>> START Source records

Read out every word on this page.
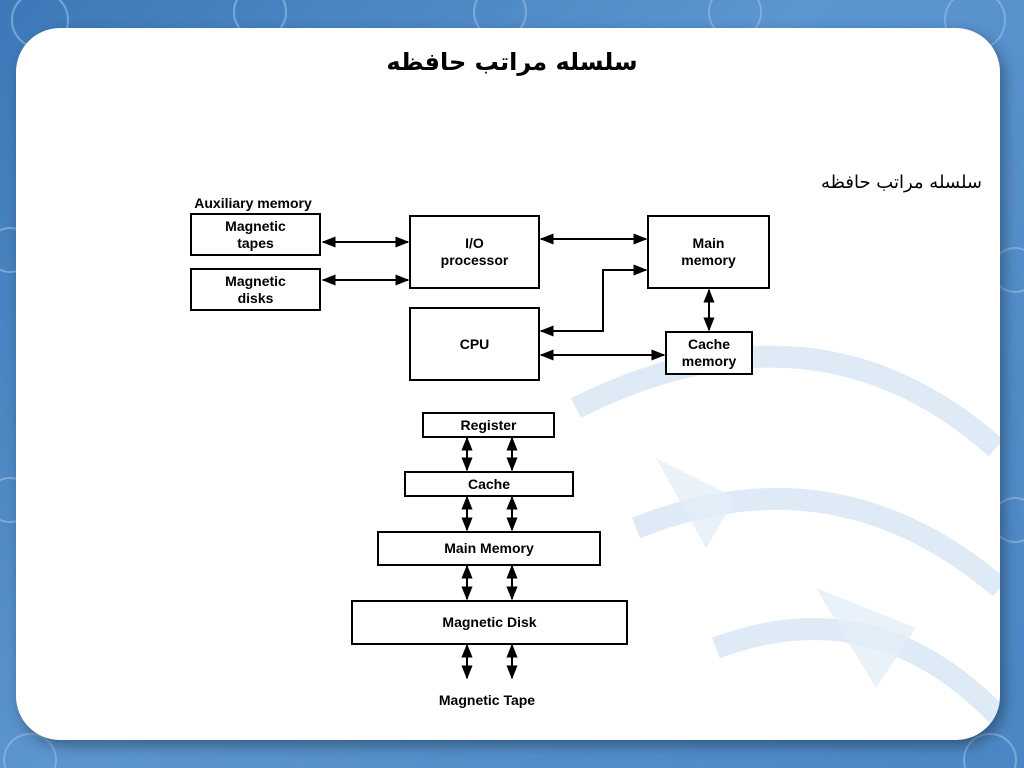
سلسله مراتب حافظه
سلسله مراتب حافظه
Auxiliary memory
Magnetic tapes
Magnetic disks
I/O processor
CPU
Main memory
Cache memory
Register
Cache
Main Memory
Magnetic Disk
Magnetic Tape
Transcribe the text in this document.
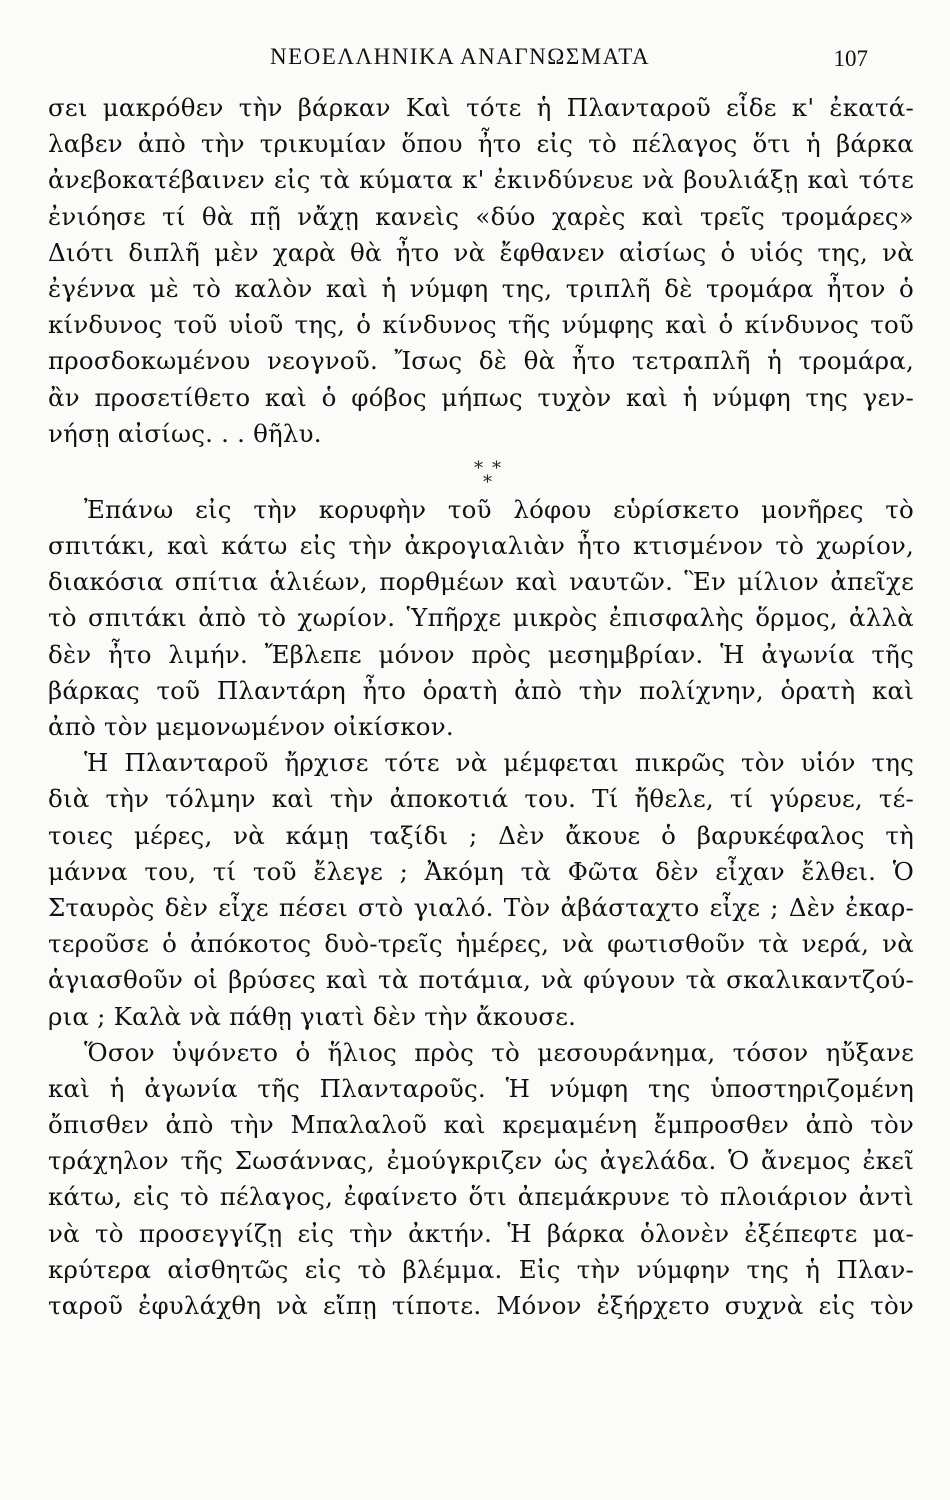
ΝΕΟΕΛΛΗΝΙΚΑ ΑΝΑΓΝΩΣΜΑΤΑ	107
σει μακρόθεν τὴν βάρκαν Καὶ τότε ἡ Πλανταροῦ εἶδε κ' ἐκατά-
λαβεν ἀπὸ τὴν τρικυμίαν ὅπου ἦτο εἰς τὸ πέλαγος ὅτι ἡ βάρκα
ἀνεβοκατέβαινεν εἰς τὰ κύματα κ' ἐκινδύνευε νὰ βουλιάξῃ καὶ τότε
ἐνιόησε τί θὰ πῇ νἄχῃ κανεὶς «δύο χαρὲς καὶ τρεῖς τρομάρες»
Διότι διπλῆ μὲν χαρὰ θὰ ἦτο νὰ ἔφθανεν αἰσίως ὁ υἱός της, νὰ
ἐγέννα μὲ τὸ καλὸν καὶ ἡ νύμφη της, τριπλῆ δὲ τρομάρα ἦτον ὁ
κίνδυνος τοῦ υἱοῦ της, ὁ κίνδυνος τῆς νύμφης καὶ ὁ κίνδυνος τοῦ
προσδοκωμένου νεογνοῦ. Ἴσως δὲ θὰ ἦτο τετραπλῆ ἡ τρομάρα,
ἂν προσετίθετο καὶ ὁ φόβος μήπως τυχὸν καὶ ἡ νύμφη της γεν-
νήσῃ αἰσίως. . . θῆλυ.
* *
*
Ἐπάνω εἰς τὴν κορυφὴν τοῦ λόφου εὑρίσκετο μονῆρες τὸ
σπιτάκι, καὶ κάτω εἰς τὴν ἀκρογιαλιὰν ἦτο κτισμένον τὸ χωρίον,
διακόσια σπίτια ἁλιέων, πορθμέων καὶ ναυτῶν. Ἓν μίλιον ἀπεῖχε
τὸ σπιτάκι ἀπὸ τὸ χωρίον. Ὑπῆρχε μικρὸς ἐπισφαλὴς ὅρμος, ἀλλὰ
δὲν ἦτο λιμήν. Ἔβλεπε μόνον πρὸς μεσημβρίαν. Ἡ ἀγωνία τῆς
βάρκας τοῦ Πλαντάρη ἦτο ὁρατὴ ἀπὸ τὴν πολίχνην, ὁρατὴ καὶ
ἀπὸ τὸν μεμονωμένον οἰκίσκον.
Ἡ Πλανταροῦ ἤρχισε τότε νὰ μέμφεται πικρῶς τὸν υἱόν της
διὰ τὴν τόλμην καὶ τὴν ἀποκοτιά του. Τί ἤθελε, τί γύρευε, τέ-
τοιες μέρες, νὰ κάμῃ ταξίδι ; Δὲν ἄκουε ὁ βαρυκέφαλος τὴ
μάννα του, τί τοῦ ἔλεγε ; Ἀκόμη τὰ Φῶτα δὲν εἶχαν ἔλθει. Ὁ
Σταυρὸς δὲν εἶχε πέσει στὸ γιαλό. Τὸν ἀβάσταχτο εἶχε ; Δὲν ἐκαρ-
τεροῦσε ὁ ἀπόκοτος δυὸ-τρεῖς ἡμέρες, νὰ φωτισθοῦν τὰ νερά, νὰ
ἁγιασθοῦν οἱ βρύσες καὶ τὰ ποτάμια, νὰ φύγουν τὰ σκαλικαντζού-
ρια ; Καλὰ νὰ πάθῃ γιατὶ δὲν τὴν ἄκουσε.
Ὅσον ὑψόνετο ὁ ἥλιος πρὸς τὸ μεσουράνημα, τόσον ηὔξανε
καὶ ἡ ἀγωνία τῆς Πλανταροῦς. Ἡ νύμφη της ὑποστηριζομένη
ὄπισθεν ἀπὸ τὴν Μπαλαλοῦ καὶ κρεμαμένη ἔμπροσθεν ἀπὸ τὸν
τράχηλον τῆς Σωσάννας, ἐμούγκριζεν ὡς ἀγελάδα. Ὁ ἄνεμος ἐκεῖ
κάτω, εἰς τὸ πέλαγος, ἐφαίνετο ὅτι ἀπεμάκρυνε τὸ πλοιάριον ἀντὶ
νὰ τὸ προσεγγίζῃ εἰς τὴν ἀκτήν. Ἡ βάρκα ὁλονὲν ἐξέπεφτε μα-
κρύτερα αἰσθητῶς εἰς τὸ βλέμμα. Εἰς τὴν νύμφην της ἡ Πλαν-
ταροῦ ἐφυλάχθη νὰ εἴπῃ τίποτε. Μόνον ἐξήρχετο συχνὰ εἰς τὸν
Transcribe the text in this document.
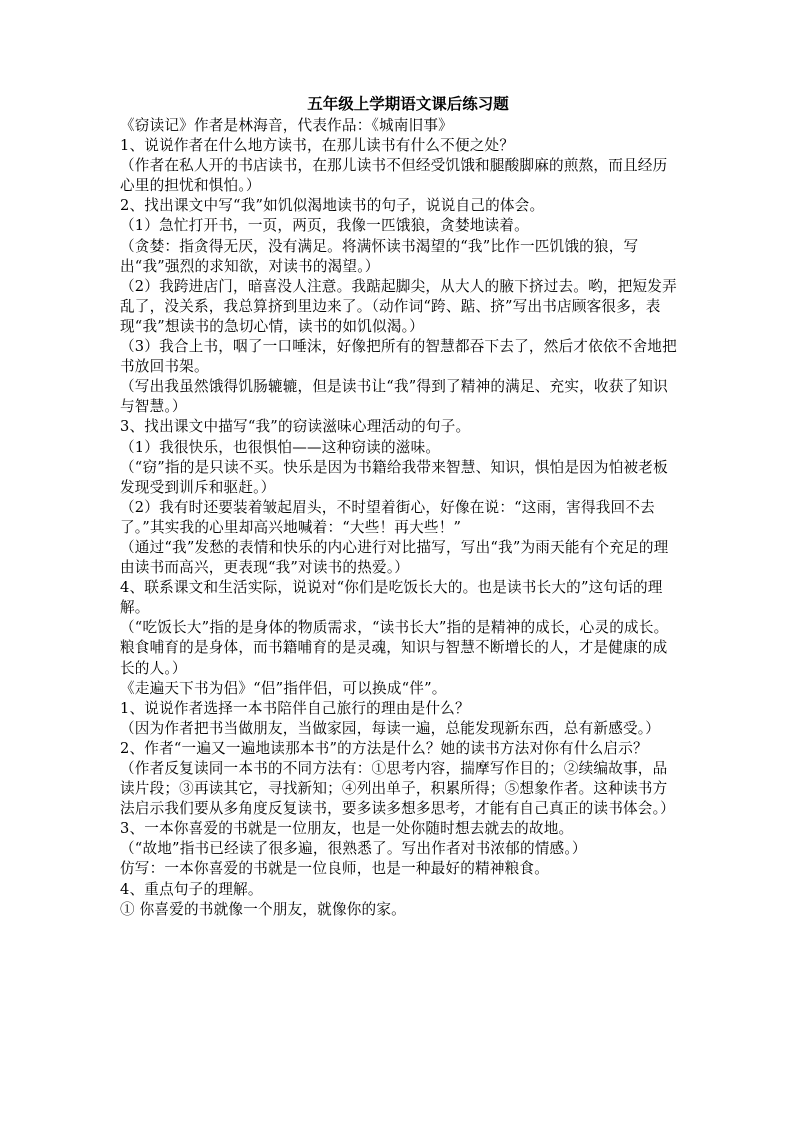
五年级上学期语文课后练习题
《窃读记》作者是林海音，代表作品：《城南旧事》
1、说说作者在什么地方读书，在那儿读书有什么不便之处？
（作者在私人开的书店读书，在那儿读书不但经受饥饿和腿酸脚麻的煎熬，而且经历心里的担忧和惧怕。）
2、找出课文中写“我”如饥似渴地读书的句子，说说自己的体会。
（1）急忙打开书，一页，两页，我像一匹饿狼，贪婪地读着。
（贪婪：指贪得无厌，没有满足。将满怀读书渴望的“我”比作一匹饥饿的狼，写出“我”强烈的求知欲，对读书的渴望。）
（2）我跨进店门，暗喜没人注意。我踮起脚尖，从大人的腋下挤过去。哟，把短发弄乱了，没关系，我总算挤到里边来了。（动作词“跨、踮、挤”写出书店顾客很多，表现“我”想读书的急切心情，读书的如饥似渴。）
（3）我合上书，咽了一口唾沫，好像把所有的智慧都吞下去了，然后才依依不舍地把书放回书架。
（写出我虽然饿得饥肠辘辘，但是读书让“我”得到了精神的满足、充实，收获了知识与智慧。）
3、找出课文中描写“我”的窃读滋味心理活动的句子。
（1）我很快乐，也很惧怕——这种窃读的滋味。
（“窃”指的是只读不买。快乐是因为书籍给我带来智慧、知识，惧怕是因为怕被老板发现受到训斥和驱赶。）
（2）我有时还要装着皱起眉头，不时望着街心，好像在说：“这雨，害得我回不去了。”其实我的心里却高兴地喊着：“大些！再大些！”
（通过“我”发愁的表情和快乐的内心进行对比描写，写出“我”为雨天能有个充足的理由读书而高兴，更表现“我”对读书的热爱。）
4、联系课文和生活实际，说说对“你们是吃饭长大的。也是读书长大的”这句话的理解。
（“吃饭长大”指的是身体的物质需求，“读书长大”指的是精神的成长，心灵的成长。粮食哺育的是身体，而书籍哺育的是灵魂，知识与智慧不断增长的人，才是健康的成长的人。）
《走遍天下书为侣》“侣”指伴侣，可以换成“伴”。
1、说说作者选择一本书陪伴自己旅行的理由是什么？
（因为作者把书当做朋友，当做家园，每读一遍，总能发现新东西，总有新感受。）
2、作者“一遍又一遍地读那本书”的方法是什么？她的读书方法对你有什么启示？
（作者反复读同一本书的不同方法有：①思考内容，揣摩写作目的；②续编故事，品读片段；③再读其它，寻找新知；④列出单子，积累所得；⑤想象作者。这种读书方法启示我们要从多角度反复读书，要多读多想多思考，才能有自己真正的读书体会。）
3、一本你喜爱的书就是一位朋友，也是一处你随时想去就去的故地。
（“故地”指书已经读了很多遍，很熟悉了。写出作者对书浓郁的情感。）
仿写：一本你喜爱的书就是一位良师，也是一种最好的精神粮食。
4、重点句子的理解。
① 你喜爱的书就像一个朋友，就像你的家。
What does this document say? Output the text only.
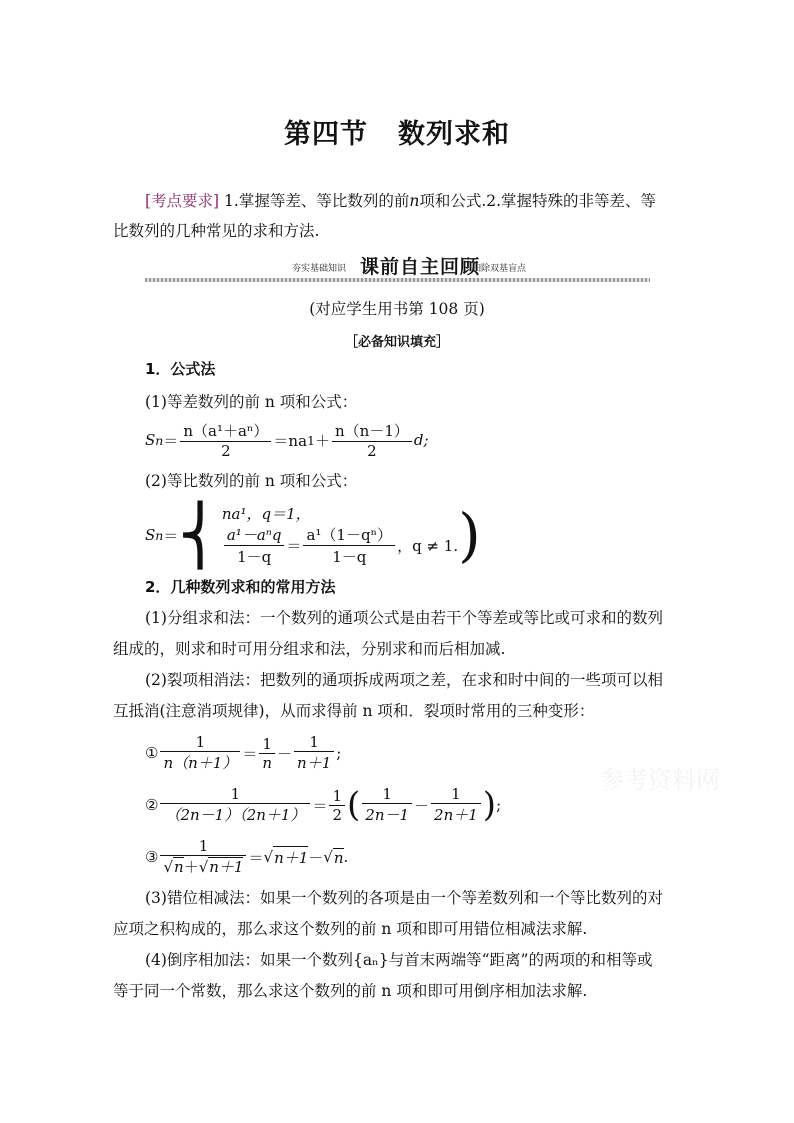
第四节 数列求和
[考点要求] 1.掌握等差、等比数列的前n项和公式.2.掌握特殊的非等差、等
比数列的几种常见的求和方法.
夯实基础知识 课前自主回顾
扫除双基盲点
(对应学生用书第 108 页)
［必备知识填充］
1．公式法
(1)等差数列的前 n 项和公式：
S $n = \frac{\text{n（a¹＋aⁿ）}}{2} =na$ $1 + \frac{n(n-1)}{2} d$;
(2)等比数列的前 n 项和公式：
S n ＝ ⎨ na¹，q＝1，
$\frac{\text{a¹－aⁿq}}{1-q} = \frac{\text{a¹（1－qⁿ）}}{1-q}$ ，q ≠ 1. )
2．几种数列求和的常用方法
(1)分组求和法：一个数列的通项公式是由若干个等差或等比或可求和的数列
组成的，则求和时可用分组求和法，分别求和而后相加减.
(2)裂项相消法：把数列的通项拆成两项之差，在求和时中间的一些项可以相
互抵消(注意消项规律)，从而求得前 n 项和．裂项时常用的三种变形：
① $\frac{1}{n(n+1)} = \frac{1}{n} - \frac{1}{n+1}$ ;
② $\frac{1}{(2n-1)(2n+1)} = \frac{1}{2}$ ( $\frac{1}{2n-1} - \frac{1}{2n+1}$ ) ;
③ $\frac{1}{√n+√n+1}$ ＝ √ n＋1 － √ n .
参考资料网
(3)错位相减法：如果一个数列的各项是由一个等差数列和一个等比数列的对
应项之积构成的，那么求这个数列的前 n 项和即可用错位相减法求解.
(4)倒序相加法：如果一个数列{aₙ}与首末两端等“距离”的两项的和相等或
等于同一个常数，那么求这个数列的前 n 项和即可用倒序相加法求解.
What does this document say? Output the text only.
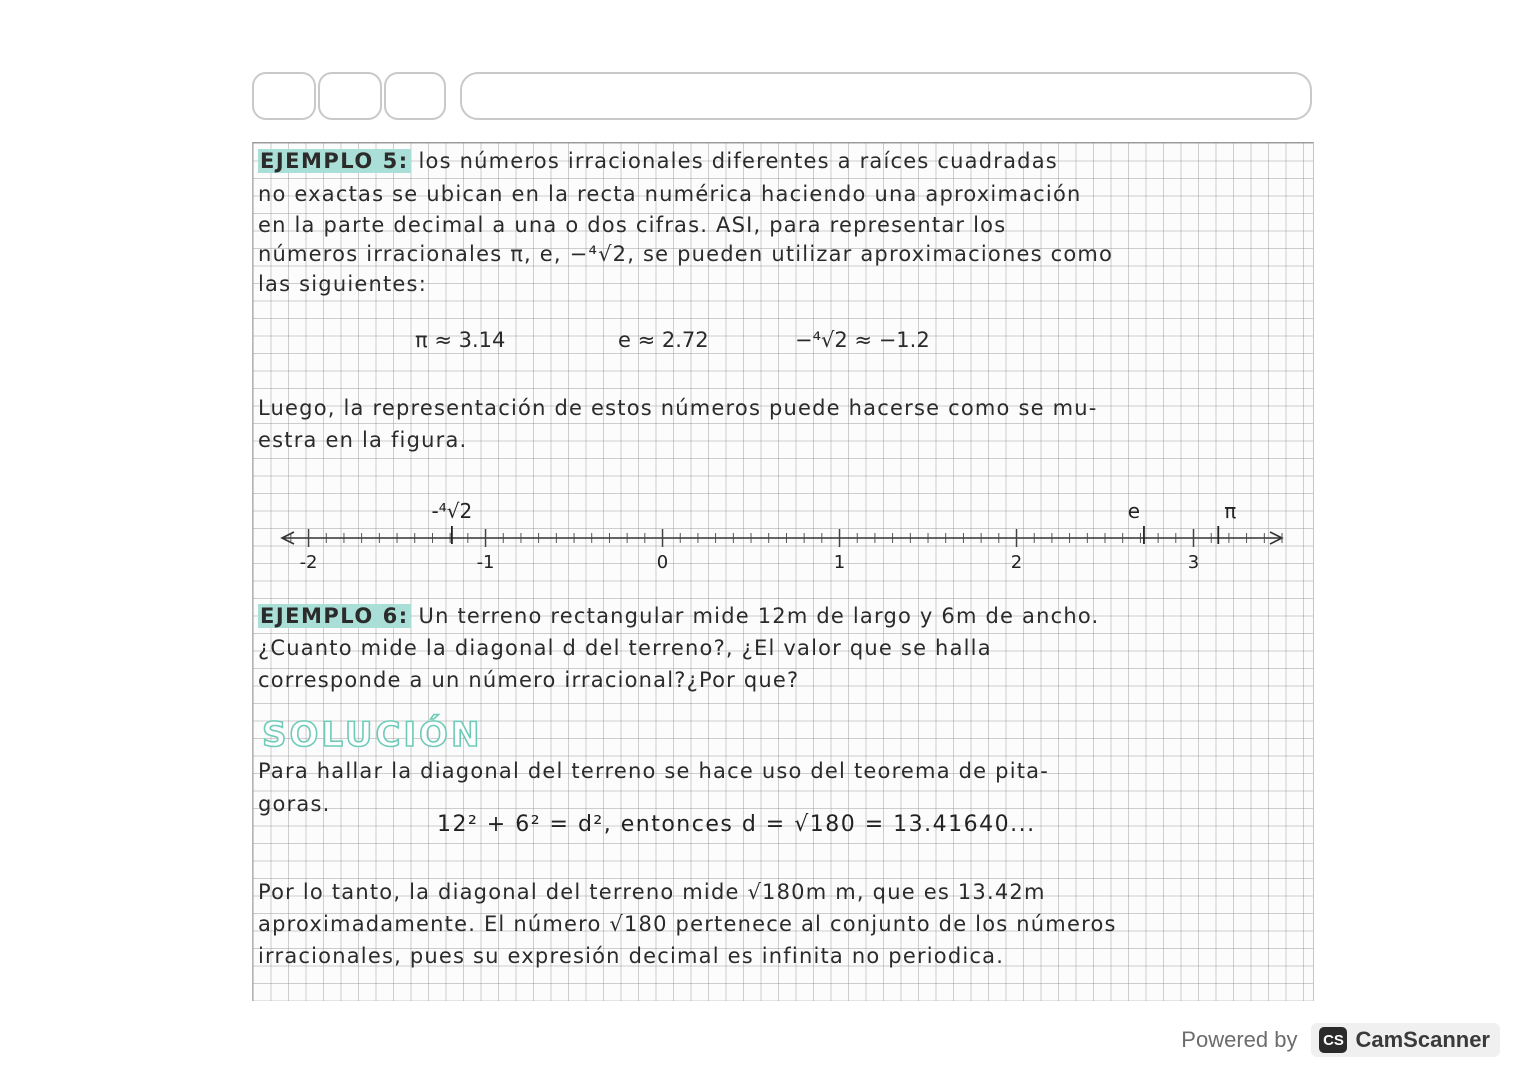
EJEMPLO 5: los números irracionales diferentes a raíces cuadradas
no exactas se ubican en la recta numérica haciendo una aproximación
en la parte decimal a una o dos cifras. ASI, para representar los
números irracionales π, e, −⁴√2, se pueden utilizar aproximaciones como
las siguientes:
π ≈ 3.14	e ≈ 2.72	−⁴√2 ≈ −1.2
Luego, la representación de estos números puede hacerse como se mu-
estra en la figura.
-2	-1	0	1	2	3
-⁴√2	e	π
EJEMPLO 6: Un terreno rectangular mide 12m de largo y 6m de ancho.
¿Cuanto mide la diagonal d del terreno?, ¿El valor que se halla
corresponde a un número irracional?¿Por que?
SOLUCIÓN
Para hallar la diagonal del terreno se hace uso del teorema de pita-
goras.
12² + 6² = d², entonces d = √180 = 13.41640...
Por lo tanto, la diagonal del terreno mide √180m m, que es 13.42m
aproximadamente. El número √180 pertenece al conjunto de los números
irracionales, pues su expresión decimal es infinita no periodica.
Powered by CS CamScanner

>> END Source records

▶ **Objective**: Copy out every line that includes the word "τρεῖς".

▶ **Full answer**:
ἐνιόησε τί θὰ πῇ νἄχῃ κανεὶς «δύο χαρὲς καὶ τρεῖς τρομάρες»
τεροῦσε ὁ ἀπόκοτος δυὸ-τρεῖς ἡμέρες, νὰ φωτισθοῦν τὰ νερά, νὰ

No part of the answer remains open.